begin TASK INPUTS
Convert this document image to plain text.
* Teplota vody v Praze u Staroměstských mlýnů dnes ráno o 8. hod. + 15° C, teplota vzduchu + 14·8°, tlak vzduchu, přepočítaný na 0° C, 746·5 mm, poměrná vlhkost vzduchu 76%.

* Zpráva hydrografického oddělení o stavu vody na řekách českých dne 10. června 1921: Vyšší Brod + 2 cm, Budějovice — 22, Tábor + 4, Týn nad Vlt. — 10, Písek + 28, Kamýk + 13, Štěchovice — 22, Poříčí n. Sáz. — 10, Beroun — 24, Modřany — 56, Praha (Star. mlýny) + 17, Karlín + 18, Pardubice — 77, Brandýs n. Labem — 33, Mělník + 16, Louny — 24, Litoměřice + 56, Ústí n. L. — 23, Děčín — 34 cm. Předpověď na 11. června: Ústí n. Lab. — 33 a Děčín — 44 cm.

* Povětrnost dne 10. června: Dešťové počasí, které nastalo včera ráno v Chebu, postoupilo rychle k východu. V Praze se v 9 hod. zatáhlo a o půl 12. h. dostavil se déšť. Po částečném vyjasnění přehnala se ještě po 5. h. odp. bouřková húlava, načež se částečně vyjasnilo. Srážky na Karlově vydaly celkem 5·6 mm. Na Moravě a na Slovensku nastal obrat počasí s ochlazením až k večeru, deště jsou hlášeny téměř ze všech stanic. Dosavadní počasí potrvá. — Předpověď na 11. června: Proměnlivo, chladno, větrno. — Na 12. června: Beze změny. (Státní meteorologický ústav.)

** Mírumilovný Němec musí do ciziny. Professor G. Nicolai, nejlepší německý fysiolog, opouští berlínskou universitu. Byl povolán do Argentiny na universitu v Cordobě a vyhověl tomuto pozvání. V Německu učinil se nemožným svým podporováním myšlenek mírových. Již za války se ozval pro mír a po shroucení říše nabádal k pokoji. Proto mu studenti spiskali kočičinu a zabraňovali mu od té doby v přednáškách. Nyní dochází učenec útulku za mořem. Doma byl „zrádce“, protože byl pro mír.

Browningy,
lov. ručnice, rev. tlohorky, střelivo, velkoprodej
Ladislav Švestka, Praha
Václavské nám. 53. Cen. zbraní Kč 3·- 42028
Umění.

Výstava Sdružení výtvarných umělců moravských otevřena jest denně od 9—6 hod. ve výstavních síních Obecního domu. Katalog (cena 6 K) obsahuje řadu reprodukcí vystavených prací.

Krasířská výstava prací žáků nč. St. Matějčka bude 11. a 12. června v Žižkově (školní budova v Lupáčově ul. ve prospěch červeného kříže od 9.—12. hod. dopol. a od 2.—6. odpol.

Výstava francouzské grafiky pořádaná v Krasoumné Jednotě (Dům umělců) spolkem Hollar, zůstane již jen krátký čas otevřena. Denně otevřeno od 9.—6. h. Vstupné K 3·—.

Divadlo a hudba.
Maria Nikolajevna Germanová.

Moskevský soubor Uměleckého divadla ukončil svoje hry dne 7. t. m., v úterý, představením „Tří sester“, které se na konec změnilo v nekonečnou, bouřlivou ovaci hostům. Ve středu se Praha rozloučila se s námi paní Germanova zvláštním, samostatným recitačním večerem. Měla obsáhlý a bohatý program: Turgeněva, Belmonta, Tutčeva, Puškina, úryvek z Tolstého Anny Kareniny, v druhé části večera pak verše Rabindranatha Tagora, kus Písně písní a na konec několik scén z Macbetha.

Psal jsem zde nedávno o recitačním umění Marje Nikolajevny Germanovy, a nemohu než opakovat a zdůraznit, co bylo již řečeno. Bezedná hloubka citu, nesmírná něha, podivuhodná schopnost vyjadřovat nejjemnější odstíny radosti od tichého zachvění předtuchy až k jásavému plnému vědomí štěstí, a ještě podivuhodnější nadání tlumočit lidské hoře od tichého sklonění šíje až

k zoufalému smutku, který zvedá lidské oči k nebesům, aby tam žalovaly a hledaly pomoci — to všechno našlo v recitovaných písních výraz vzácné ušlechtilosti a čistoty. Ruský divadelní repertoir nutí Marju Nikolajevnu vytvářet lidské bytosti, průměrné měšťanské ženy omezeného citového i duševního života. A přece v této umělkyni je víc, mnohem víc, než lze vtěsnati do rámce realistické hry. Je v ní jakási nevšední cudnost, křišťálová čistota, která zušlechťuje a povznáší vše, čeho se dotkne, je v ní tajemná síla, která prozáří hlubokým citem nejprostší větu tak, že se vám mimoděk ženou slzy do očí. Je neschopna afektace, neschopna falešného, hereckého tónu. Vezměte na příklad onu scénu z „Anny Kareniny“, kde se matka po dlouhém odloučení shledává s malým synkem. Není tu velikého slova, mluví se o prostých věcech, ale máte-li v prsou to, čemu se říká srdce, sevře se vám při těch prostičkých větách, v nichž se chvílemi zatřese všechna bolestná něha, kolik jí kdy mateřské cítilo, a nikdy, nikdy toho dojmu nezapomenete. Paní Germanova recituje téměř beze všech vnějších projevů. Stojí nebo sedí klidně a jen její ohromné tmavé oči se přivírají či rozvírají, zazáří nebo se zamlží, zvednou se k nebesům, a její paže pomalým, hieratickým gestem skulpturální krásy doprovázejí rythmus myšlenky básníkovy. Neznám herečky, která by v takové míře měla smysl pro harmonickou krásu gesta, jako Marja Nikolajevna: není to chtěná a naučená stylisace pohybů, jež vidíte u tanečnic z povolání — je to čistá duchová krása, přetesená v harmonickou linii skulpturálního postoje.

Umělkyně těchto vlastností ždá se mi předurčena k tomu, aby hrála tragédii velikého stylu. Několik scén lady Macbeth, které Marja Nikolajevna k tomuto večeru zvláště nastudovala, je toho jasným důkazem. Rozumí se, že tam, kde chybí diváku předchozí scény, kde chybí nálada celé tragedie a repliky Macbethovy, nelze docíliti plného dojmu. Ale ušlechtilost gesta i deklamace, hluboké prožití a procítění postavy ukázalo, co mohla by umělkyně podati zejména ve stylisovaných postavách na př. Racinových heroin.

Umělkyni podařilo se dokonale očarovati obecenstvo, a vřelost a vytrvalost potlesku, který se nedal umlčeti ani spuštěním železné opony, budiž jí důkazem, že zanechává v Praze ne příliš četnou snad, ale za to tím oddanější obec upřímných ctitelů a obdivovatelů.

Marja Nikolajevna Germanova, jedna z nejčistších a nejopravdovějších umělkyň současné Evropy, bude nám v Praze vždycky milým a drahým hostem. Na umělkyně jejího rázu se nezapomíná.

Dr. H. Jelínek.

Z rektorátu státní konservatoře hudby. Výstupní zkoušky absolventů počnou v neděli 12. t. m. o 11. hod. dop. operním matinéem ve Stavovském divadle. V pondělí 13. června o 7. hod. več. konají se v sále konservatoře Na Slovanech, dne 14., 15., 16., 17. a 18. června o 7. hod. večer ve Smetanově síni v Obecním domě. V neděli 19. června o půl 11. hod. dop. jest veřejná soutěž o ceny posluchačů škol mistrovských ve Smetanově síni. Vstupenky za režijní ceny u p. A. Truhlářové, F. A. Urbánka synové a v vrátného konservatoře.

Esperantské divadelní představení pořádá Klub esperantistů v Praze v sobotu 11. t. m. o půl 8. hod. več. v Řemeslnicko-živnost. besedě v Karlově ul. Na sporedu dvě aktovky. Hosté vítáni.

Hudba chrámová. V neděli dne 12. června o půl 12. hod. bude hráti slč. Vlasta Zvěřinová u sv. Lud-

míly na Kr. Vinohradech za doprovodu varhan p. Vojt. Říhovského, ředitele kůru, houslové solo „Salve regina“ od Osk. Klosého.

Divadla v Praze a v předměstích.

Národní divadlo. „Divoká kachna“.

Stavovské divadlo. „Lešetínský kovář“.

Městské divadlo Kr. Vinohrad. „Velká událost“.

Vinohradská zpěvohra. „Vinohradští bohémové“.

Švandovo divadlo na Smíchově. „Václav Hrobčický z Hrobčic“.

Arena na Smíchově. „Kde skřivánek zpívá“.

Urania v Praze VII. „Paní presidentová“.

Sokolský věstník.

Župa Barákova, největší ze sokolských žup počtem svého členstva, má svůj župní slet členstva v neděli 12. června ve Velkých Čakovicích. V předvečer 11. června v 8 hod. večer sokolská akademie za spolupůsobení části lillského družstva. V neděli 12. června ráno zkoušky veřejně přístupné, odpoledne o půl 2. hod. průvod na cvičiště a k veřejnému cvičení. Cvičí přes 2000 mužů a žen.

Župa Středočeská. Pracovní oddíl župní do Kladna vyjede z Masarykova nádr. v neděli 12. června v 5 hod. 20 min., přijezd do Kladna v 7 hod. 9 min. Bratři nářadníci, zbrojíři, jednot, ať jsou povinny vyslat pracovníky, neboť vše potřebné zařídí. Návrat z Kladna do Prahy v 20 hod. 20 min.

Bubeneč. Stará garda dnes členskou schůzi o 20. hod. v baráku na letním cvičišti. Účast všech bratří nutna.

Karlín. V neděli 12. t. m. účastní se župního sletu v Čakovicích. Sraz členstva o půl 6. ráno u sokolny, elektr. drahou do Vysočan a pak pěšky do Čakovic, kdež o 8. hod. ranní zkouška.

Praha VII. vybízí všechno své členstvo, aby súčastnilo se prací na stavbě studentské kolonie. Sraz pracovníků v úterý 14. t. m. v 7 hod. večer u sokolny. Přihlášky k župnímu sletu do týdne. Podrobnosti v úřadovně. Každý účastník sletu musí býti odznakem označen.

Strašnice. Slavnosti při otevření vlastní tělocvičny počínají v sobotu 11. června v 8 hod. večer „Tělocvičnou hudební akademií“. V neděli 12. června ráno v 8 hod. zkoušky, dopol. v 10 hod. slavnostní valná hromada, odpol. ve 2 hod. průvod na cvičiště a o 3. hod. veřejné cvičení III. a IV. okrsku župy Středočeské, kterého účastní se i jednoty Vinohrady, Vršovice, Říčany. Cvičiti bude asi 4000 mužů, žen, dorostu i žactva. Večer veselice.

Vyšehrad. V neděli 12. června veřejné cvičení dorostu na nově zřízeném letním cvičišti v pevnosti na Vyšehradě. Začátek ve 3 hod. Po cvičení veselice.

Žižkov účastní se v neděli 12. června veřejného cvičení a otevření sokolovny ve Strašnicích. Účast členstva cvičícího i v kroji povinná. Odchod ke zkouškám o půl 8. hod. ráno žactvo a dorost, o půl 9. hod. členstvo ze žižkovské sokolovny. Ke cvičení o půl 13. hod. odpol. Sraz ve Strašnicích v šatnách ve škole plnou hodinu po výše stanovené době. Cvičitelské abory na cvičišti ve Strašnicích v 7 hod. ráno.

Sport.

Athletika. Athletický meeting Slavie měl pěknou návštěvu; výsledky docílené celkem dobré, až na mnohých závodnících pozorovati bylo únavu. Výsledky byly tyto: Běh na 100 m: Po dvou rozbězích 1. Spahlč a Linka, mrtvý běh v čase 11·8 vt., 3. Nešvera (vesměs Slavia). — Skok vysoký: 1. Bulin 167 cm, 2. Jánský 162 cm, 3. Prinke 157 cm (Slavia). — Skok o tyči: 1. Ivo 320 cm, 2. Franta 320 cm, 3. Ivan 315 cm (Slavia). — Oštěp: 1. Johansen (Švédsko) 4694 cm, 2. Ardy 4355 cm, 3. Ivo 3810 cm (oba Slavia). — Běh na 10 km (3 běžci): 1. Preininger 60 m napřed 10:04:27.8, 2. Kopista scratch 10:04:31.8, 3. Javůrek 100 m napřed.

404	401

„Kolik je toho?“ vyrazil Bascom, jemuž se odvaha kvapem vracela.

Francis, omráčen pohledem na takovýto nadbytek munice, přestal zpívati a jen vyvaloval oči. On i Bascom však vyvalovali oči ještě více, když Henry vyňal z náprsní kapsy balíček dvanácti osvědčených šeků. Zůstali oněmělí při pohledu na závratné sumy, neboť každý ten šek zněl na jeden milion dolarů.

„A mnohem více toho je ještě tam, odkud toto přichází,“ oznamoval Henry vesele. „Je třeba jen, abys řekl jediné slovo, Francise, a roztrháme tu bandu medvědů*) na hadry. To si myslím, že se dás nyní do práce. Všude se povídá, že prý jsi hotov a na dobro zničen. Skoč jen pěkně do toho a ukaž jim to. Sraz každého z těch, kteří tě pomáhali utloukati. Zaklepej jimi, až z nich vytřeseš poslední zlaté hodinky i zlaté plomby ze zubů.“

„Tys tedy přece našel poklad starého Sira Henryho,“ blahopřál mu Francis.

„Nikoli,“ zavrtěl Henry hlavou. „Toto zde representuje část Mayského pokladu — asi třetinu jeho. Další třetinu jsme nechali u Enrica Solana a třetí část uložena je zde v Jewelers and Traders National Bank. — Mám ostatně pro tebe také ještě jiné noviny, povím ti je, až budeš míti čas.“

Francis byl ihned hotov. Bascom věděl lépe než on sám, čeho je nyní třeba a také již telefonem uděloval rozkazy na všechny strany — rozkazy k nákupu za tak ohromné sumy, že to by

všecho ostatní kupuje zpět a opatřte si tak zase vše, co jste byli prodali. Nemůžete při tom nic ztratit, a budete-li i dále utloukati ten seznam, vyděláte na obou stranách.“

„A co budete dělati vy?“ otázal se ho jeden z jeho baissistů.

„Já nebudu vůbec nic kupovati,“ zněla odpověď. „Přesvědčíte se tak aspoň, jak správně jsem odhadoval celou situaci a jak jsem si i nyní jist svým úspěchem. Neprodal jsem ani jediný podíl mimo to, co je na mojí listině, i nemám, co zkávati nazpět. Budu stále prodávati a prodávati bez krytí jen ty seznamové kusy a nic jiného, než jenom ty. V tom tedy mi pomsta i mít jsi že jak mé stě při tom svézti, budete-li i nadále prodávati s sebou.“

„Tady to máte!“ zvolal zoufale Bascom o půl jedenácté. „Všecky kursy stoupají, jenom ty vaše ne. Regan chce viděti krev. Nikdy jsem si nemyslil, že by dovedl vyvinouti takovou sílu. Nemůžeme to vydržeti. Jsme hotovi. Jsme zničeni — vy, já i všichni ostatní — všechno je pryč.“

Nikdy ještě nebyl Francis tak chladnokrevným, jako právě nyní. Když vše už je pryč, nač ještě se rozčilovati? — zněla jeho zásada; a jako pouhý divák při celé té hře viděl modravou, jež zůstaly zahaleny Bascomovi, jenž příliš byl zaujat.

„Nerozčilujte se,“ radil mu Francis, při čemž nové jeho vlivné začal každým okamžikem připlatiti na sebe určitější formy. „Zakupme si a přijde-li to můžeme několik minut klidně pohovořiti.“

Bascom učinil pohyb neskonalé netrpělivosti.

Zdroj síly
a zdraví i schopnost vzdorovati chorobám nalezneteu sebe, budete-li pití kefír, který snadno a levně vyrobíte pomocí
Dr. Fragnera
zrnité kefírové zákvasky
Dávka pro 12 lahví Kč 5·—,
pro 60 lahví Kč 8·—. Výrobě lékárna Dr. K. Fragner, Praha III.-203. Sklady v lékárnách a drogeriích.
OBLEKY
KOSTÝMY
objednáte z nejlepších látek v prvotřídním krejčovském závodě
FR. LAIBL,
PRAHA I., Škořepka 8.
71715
end TASK INPUTS
## WRITTEN TASK
From the data above, copy out every line with the string "příliš" in it.

## FULL SOLUTION
Umělkyni podařilo se dokonale očarovati obecenstvo, a vřelost a vytrvalost potlesku, který se nedal umlčeti ani spuštěním železné opony, budiž jí důkazem, že zanechává v Praze ne příliš četnou snad, ale za to tím oddanější obec upřímných ctitelů a obdivovatelů.
Nikdy ještě nebyl Francis tak chladnokrevným, jako právě nyní. Když vše už je pryč, nač ještě se rozčilovati? — zněla jeho zásada; a jako pouhý divák při celé té hře viděl modravou, jež zůstaly zahaleny Bascomovi, jenž příliš byl zaujat.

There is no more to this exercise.